Working data:
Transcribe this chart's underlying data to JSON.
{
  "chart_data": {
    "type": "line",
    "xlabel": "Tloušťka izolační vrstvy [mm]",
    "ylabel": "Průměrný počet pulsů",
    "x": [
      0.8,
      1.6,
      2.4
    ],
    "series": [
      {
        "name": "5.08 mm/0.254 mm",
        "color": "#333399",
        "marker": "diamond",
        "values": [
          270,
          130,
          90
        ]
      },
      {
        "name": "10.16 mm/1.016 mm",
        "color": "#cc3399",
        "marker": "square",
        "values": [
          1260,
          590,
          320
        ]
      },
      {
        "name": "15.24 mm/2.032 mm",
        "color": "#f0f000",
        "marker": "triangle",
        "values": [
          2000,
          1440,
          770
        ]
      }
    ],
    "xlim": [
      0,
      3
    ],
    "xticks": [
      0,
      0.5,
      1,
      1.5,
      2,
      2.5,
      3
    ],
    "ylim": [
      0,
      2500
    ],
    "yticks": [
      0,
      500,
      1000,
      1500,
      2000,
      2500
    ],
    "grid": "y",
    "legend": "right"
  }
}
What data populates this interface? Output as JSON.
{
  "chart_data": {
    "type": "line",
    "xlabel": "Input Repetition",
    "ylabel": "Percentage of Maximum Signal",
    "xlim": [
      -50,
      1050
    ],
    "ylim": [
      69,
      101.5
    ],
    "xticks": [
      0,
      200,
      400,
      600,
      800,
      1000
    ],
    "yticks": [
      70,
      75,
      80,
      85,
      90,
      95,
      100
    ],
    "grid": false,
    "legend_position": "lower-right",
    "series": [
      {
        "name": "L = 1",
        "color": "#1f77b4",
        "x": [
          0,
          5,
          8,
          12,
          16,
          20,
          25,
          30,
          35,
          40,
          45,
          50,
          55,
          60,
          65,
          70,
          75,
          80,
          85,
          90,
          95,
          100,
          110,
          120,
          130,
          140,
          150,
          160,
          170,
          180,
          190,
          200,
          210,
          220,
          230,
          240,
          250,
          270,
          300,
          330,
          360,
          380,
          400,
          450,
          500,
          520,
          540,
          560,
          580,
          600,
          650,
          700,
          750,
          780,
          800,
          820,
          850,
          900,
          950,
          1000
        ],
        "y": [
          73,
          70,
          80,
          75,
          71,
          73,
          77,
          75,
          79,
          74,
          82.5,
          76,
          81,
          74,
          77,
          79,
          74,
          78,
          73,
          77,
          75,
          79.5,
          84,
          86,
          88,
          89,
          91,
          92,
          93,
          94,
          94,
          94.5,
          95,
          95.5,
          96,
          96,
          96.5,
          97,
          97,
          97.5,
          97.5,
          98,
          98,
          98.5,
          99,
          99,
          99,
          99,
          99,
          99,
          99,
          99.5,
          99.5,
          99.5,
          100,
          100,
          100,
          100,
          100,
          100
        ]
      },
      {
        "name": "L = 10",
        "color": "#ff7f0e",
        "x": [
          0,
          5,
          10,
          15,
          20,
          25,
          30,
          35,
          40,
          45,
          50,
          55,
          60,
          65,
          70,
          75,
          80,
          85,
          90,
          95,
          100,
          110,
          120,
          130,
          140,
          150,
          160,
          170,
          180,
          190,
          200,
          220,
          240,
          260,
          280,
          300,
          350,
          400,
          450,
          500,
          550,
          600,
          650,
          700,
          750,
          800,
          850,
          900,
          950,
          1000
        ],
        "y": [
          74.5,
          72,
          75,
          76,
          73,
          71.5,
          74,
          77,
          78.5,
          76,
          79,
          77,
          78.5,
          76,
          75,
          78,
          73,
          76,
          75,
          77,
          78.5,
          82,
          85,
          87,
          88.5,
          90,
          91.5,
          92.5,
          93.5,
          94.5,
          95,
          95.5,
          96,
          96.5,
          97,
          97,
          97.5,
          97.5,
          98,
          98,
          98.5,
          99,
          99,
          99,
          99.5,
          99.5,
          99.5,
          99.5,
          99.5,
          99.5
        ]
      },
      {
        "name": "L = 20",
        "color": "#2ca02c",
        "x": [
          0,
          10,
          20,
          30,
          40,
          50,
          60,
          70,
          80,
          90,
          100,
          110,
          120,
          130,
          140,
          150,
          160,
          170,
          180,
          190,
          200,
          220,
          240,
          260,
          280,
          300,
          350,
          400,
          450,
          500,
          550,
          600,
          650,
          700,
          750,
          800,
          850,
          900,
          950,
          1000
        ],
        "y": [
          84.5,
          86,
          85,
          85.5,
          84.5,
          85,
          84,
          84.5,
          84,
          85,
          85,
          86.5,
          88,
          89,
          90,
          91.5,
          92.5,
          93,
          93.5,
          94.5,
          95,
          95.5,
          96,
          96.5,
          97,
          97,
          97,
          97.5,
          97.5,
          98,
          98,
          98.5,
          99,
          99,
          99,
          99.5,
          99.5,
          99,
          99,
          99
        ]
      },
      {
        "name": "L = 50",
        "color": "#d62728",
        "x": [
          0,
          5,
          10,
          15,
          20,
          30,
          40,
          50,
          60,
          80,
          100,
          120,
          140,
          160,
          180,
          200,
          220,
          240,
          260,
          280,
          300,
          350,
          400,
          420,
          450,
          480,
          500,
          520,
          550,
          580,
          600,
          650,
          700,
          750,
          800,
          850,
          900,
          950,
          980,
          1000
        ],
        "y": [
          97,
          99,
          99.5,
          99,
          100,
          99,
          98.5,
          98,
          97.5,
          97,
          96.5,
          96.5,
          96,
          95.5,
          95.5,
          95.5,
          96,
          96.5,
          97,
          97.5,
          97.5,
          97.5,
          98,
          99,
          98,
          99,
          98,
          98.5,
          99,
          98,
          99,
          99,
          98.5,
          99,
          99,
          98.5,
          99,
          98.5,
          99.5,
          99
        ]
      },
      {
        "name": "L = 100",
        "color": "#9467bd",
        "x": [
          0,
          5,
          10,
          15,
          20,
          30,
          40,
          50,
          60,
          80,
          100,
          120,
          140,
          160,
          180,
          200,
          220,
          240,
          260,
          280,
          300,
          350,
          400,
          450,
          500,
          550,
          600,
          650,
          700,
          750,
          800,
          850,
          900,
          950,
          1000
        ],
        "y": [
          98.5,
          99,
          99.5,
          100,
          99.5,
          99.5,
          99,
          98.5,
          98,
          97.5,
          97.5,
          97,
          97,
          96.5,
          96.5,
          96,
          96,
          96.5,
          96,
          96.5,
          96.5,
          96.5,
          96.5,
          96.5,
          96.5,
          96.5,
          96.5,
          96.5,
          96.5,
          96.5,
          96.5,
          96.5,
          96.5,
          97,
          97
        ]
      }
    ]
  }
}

Goal: All of the entries need to be reproduced exactly; please write them out.

Finished answer:
Transcribe this chart's underlying data to JSON.
{
  "chart_data": {
    "type": "line",
    "xlabel": "Tloušťka izolační vrstvy [mm]",
    "ylabel": "Průměrný počet pulsů",
    "x": [
      0.8,
      1.6,
      2.4
    ],
    "series": [
      {
        "name": "5.08 mm/0.254 mm",
        "color": "#333399",
        "marker": "diamond",
        "values": [
          270,
          130,
          90
        ]
      },
      {
        "name": "10.16 mm/1.016 mm",
        "color": "#cc3399",
        "marker": "square",
        "values": [
          1260,
          590,
          320
        ]
      },
      {
        "name": "15.24 mm/2.032 mm",
        "color": "#f0f000",
        "marker": "triangle",
        "values": [
          2000,
          1440,
          770
        ]
      }
    ],
    "xlim": [
      0,
      3
    ],
    "xticks": [
      0,
      0.5,
      1,
      1.5,
      2,
      2.5,
      3
    ],
    "ylim": [
      0,
      2500
    ],
    "yticks": [
      0,
      500,
      1000,
      1500,
      2000,
      2500
    ],
    "grid": "y",
    "legend": "right"
  }
}
What data populates this interface? Output as JSON.
{
  "chart_data": {
    "type": "line",
    "xlabel": "Input Repetition",
    "ylabel": "Percentage of Maximum Signal",
    "xlim": [
      -50,
      1050
    ],
    "ylim": [
      69,
      101.5
    ],
    "xticks": [
      0,
      200,
      400,
      600,
      800,
      1000
    ],
    "yticks": [
      70,
      75,
      80,
      85,
      90,
      95,
      100
    ],
    "grid": false,
    "legend_position": "lower-right",
    "series": [
      {
        "name": "L = 1",
        "color": "#1f77b4",
        "x": [
          0,
          5,
          8,
          12,
          16,
          20,
          25,
          30,
          35,
          40,
          45,
          50,
          55,
          60,
          65,
          70,
          75,
          80,
          85,
          90,
          95,
          100,
          110,
          120,
          130,
          140,
          150,
          160,
          170,
          180,
          190,
          200,
          210,
          220,
          230,
          240,
          250,
          270,
          300,
          330,
          360,
          380,
          400,
          450,
          500,
          520,
          540,
          560,
          580,
          600,
          650,
          700,
          750,
          780,
          800,
          820,
          850,
          900,
          950,
          1000
        ],
        "y": [
          73,
          70,
          80,
          75,
          71,
          73,
          77,
          75,
          79,
          74,
          82.5,
          76,
          81,
          74,
          77,
          79,
          74,
          78,
          73,
          77,
          75,
          79.5,
          84,
          86,
          88,
          89,
          91,
          92,
          93,
          94,
          94,
          94.5,
          95,
          95.5,
          96,
          96,
          96.5,
          97,
          97,
          97.5,
          97.5,
          98,
          98,
          98.5,
          99,
          99,
          99,
          99,
          99,
          99,
          99,
          99.5,
          99.5,
          99.5,
          100,
          100,
          100,
          100,
          100,
          100
        ]
      },
      {
        "name": "L = 10",
        "color": "#ff7f0e",
        "x": [
          0,
          5,
          10,
          15,
          20,
          25,
          30,
          35,
          40,
          45,
          50,
          55,
          60,
          65,
          70,
          75,
          80,
          85,
          90,
          95,
          100,
          110,
          120,
          130,
          140,
          150,
          160,
          170,
          180,
          190,
          200,
          220,
          240,
          260,
          280,
          300,
          350,
          400,
          450,
          500,
          550,
          600,
          650,
          700,
          750,
          800,
          850,
          900,
          950,
          1000
        ],
        "y": [
          74.5,
          72,
          75,
          76,
          73,
          71.5,
          74,
          77,
          78.5,
          76,
          79,
          77,
          78.5,
          76,
          75,
          78,
          73,
          76,
          75,
          77,
          78.5,
          82,
          85,
          87,
          88.5,
          90,
          91.5,
          92.5,
          93.5,
          94.5,
          95,
          95.5,
          96,
          96.5,
          97,
          97,
          97.5,
          97.5,
          98,
          98,
          98.5,
          99,
          99,
          99,
          99.5,
          99.5,
          99.5,
          99.5,
          99.5,
          99.5
        ]
      },
      {
        "name": "L = 20",
        "color": "#2ca02c",
        "x": [
          0,
          10,
          20,
          30,
          40,
          50,
          60,
          70,
          80,
          90,
          100,
          110,
          120,
          130,
          140,
          150,
          160,
          170,
          180,
          190,
          200,
          220,
          240,
          260,
          280,
          300,
          350,
          400,
          450,
          500,
          550,
          600,
          650,
          700,
          750,
          800,
          850,
          900,
          950,
          1000
        ],
        "y": [
          84.5,
          86,
          85,
          85.5,
          84.5,
          85,
          84,
          84.5,
          84,
          85,
          85,
          86.5,
          88,
          89,
          90,
          91.5,
          92.5,
          93,
          93.5,
          94.5,
          95,
          95.5,
          96,
          96.5,
          97,
          97,
          97,
          97.5,
          97.5,
          98,
          98,
          98.5,
          99,
          99,
          99,
          99.5,
          99.5,
          99,
          99,
          99
        ]
      },
      {
        "name": "L = 50",
        "color": "#d62728",
        "x": [
          0,
          5,
          10,
          15,
          20,
          30,
          40,
          50,
          60,
          80,
          100,
          120,
          140,
          160,
          180,
          200,
          220,
          240,
          260,
          280,
          300,
          350,
          400,
          420,
          450,
          480,
          500,
          520,
          550,
          580,
          600,
          650,
          700,
          750,
          800,
          850,
          900,
          950,
          980,
          1000
        ],
        "y": [
          97,
          99,
          99.5,
          99,
          100,
          99,
          98.5,
          98,
          97.5,
          97,
          96.5,
          96.5,
          96,
          95.5,
          95.5,
          95.5,
          96,
          96.5,
          97,
          97.5,
          97.5,
          97.5,
          98,
          99,
          98,
          99,
          98,
          98.5,
          99,
          98,
          99,
          99,
          98.5,
          99,
          99,
          98.5,
          99,
          98.5,
          99.5,
          99
        ]
      },
      {
        "name": "L = 100",
        "color": "#9467bd",
        "x": [
          0,
          5,
          10,
          15,
          20,
          30,
          40,
          50,
          60,
          80,
          100,
          120,
          140,
          160,
          180,
          200,
          220,
          240,
          260,
          280,
          300,
          350,
          400,
          450,
          500,
          550,
          600,
          650,
          700,
          750,
          800,
          850,
          900,
          950,
          1000
        ],
        "y": [
          98.5,
          99,
          99.5,
          100,
          99.5,
          99.5,
          99,
          98.5,
          98,
          97.5,
          97.5,
          97,
          97,
          96.5,
          96.5,
          96,
          96,
          96.5,
          96,
          96.5,
          96.5,
          96.5,
          96.5,
          96.5,
          96.5,
          96.5,
          96.5,
          96.5,
          96.5,
          96.5,
          96.5,
          96.5,
          96.5,
          97,
          97
        ]
      }
    ]
  }
}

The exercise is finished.